* [EXERCISE INSTRUCTIONS]:
This exercise calls for every line of the data below with the string "protein" in it.

* [INFORMATION SUPPLIED]:

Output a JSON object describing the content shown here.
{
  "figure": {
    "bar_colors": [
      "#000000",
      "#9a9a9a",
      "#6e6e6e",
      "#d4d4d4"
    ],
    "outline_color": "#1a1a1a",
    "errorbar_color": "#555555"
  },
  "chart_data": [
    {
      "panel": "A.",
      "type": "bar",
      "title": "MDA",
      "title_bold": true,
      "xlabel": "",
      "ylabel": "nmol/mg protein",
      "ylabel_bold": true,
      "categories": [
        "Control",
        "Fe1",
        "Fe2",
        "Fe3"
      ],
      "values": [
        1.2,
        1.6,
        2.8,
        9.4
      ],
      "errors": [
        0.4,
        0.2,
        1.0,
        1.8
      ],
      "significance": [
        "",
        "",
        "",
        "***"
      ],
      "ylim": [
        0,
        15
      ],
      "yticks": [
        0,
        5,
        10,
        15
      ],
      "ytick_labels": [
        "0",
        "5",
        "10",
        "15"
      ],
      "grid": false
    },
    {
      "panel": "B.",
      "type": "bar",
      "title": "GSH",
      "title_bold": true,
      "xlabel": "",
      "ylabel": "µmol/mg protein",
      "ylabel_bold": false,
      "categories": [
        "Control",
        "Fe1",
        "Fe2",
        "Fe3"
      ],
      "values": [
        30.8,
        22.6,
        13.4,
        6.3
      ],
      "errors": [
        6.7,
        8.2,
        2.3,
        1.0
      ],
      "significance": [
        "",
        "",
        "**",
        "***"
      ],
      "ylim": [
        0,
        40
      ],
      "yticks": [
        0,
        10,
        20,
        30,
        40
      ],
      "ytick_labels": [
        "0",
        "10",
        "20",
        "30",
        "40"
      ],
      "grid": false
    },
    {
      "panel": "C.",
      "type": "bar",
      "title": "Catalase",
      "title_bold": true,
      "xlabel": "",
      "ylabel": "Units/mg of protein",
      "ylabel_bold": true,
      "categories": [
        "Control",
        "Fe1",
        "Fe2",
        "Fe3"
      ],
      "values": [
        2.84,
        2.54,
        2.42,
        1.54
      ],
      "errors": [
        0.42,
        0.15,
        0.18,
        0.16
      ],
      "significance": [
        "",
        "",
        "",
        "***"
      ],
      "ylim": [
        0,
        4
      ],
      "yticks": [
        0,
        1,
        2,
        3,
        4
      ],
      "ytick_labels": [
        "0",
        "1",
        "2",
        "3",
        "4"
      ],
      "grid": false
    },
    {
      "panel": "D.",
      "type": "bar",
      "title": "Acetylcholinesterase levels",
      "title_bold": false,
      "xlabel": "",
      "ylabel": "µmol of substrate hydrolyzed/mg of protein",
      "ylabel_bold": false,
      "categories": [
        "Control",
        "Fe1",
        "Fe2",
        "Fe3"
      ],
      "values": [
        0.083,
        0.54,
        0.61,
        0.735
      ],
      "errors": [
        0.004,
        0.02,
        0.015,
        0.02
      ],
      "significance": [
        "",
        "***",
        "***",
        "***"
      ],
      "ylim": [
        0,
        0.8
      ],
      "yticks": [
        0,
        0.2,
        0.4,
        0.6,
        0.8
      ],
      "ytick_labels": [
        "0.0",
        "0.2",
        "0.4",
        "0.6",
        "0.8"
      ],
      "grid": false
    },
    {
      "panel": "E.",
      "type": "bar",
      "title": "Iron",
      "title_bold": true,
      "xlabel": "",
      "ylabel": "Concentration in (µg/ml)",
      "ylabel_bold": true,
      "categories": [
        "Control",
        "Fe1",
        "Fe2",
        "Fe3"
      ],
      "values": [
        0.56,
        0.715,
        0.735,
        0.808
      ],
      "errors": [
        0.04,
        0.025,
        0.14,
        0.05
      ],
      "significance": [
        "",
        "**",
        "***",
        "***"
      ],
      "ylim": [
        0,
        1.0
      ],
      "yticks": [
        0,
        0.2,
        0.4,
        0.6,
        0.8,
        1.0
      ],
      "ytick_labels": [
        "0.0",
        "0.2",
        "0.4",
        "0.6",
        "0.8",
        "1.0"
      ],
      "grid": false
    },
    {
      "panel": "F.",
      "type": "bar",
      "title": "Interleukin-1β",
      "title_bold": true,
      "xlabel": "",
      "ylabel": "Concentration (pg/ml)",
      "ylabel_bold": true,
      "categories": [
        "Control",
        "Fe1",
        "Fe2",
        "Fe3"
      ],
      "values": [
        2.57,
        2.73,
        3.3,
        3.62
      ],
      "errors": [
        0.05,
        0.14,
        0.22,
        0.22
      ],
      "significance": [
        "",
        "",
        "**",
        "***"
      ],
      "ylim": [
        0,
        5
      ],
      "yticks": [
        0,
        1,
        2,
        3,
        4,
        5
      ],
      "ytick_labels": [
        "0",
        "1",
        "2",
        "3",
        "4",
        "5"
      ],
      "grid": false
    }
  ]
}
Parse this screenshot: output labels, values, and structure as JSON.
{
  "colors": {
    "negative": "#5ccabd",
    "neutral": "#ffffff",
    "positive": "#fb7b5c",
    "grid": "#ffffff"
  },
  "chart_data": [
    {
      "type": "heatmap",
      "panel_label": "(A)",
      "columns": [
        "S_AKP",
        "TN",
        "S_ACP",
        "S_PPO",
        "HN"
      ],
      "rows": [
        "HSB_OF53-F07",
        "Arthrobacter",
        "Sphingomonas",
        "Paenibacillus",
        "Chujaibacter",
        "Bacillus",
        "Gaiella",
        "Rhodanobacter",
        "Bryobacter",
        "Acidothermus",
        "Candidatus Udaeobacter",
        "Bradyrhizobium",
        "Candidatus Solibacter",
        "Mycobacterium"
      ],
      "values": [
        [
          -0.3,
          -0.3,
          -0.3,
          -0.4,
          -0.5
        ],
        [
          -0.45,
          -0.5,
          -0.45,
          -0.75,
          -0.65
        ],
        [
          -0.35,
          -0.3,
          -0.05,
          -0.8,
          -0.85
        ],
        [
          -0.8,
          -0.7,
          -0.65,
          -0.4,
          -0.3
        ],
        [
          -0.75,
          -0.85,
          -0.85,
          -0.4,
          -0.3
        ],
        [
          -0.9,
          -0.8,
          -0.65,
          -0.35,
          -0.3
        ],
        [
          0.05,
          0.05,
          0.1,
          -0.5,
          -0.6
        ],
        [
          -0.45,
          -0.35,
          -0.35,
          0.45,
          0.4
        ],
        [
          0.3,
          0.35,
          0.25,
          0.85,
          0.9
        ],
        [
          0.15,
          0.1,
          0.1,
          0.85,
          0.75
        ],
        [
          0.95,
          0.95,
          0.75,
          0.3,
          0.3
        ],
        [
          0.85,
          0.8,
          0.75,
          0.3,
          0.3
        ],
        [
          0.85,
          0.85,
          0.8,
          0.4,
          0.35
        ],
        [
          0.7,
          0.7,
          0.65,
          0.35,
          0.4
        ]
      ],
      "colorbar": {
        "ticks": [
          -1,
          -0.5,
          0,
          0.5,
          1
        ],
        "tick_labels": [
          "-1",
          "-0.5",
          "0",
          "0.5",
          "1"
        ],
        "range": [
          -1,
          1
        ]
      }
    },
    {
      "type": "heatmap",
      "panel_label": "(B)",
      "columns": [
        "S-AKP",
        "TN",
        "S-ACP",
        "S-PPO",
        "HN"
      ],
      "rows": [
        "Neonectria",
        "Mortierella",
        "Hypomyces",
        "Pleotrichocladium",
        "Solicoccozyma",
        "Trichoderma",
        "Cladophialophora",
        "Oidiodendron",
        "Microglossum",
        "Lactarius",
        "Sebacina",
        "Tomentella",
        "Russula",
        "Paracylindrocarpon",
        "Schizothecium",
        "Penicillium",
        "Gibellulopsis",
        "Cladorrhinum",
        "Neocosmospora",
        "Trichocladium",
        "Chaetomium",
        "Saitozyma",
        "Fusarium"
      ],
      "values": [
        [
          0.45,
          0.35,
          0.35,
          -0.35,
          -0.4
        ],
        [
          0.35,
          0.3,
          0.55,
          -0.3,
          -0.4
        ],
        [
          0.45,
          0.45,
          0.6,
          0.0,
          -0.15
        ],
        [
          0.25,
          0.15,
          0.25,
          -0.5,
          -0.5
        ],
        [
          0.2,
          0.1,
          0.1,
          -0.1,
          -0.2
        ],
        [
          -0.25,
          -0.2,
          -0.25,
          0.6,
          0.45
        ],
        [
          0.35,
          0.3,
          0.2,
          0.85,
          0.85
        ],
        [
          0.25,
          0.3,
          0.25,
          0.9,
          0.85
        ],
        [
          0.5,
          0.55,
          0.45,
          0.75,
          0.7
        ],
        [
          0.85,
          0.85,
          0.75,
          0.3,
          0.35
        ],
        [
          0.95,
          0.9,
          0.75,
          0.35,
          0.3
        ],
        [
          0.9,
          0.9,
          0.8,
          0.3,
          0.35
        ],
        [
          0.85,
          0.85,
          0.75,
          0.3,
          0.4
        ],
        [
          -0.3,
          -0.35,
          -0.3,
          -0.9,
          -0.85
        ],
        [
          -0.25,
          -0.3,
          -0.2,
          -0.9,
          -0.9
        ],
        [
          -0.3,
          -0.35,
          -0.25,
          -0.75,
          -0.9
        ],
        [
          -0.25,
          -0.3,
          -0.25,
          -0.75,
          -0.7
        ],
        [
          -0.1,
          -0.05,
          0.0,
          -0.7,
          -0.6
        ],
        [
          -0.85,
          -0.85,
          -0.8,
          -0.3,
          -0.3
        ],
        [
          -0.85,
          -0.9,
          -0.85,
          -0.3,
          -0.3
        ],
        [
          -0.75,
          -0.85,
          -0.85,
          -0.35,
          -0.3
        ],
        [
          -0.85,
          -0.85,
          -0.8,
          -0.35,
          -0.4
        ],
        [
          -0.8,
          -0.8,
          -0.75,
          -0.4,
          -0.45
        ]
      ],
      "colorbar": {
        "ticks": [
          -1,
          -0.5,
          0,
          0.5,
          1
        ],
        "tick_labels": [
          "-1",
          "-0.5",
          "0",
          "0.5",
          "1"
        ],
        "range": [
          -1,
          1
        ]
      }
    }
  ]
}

...

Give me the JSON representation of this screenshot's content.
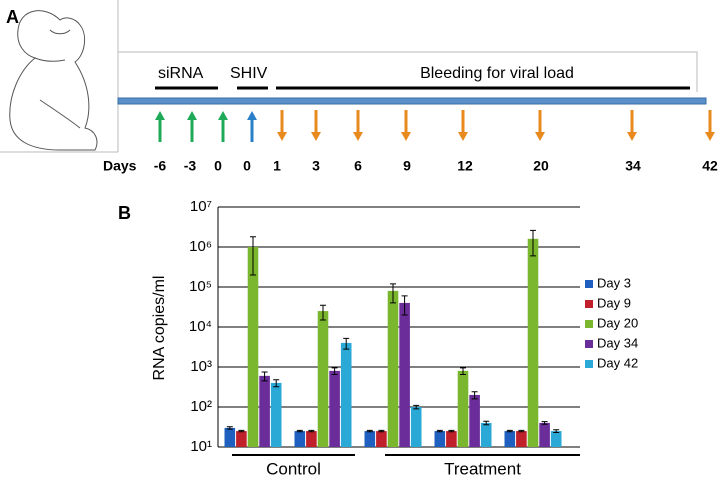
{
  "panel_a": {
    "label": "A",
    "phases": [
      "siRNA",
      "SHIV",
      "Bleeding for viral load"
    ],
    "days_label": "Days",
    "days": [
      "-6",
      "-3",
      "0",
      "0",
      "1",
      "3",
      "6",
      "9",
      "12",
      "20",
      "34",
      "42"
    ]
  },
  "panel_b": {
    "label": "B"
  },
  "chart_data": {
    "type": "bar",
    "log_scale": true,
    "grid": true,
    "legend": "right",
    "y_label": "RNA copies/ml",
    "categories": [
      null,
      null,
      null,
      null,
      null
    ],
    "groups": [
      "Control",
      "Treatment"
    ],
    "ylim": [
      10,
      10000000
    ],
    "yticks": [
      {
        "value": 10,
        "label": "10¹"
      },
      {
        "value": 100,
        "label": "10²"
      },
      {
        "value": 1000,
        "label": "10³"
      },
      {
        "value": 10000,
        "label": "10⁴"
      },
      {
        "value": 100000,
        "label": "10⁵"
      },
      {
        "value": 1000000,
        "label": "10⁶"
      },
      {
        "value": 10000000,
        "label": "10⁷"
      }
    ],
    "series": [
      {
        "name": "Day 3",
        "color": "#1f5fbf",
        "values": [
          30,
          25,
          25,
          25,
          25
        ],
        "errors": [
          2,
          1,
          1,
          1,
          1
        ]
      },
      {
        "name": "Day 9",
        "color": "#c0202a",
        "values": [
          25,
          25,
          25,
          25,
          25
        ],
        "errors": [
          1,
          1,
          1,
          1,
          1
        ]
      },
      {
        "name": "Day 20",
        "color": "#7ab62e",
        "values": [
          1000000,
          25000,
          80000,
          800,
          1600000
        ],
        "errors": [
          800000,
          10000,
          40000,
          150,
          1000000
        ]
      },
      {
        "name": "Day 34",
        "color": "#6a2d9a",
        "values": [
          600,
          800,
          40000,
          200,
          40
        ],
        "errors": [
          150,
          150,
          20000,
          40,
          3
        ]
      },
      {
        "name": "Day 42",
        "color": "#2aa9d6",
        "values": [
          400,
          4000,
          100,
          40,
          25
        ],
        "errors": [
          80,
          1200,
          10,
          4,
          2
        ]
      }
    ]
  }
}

* [COMPLETED EXERCISE]:
      "ylabel": "nmol/mg protein",
      "ylabel": "µmol/mg protein",
      "ylabel": "Units/mg of protein",
      "ylabel": "µmol of substrate hydrolyzed/mg of protein",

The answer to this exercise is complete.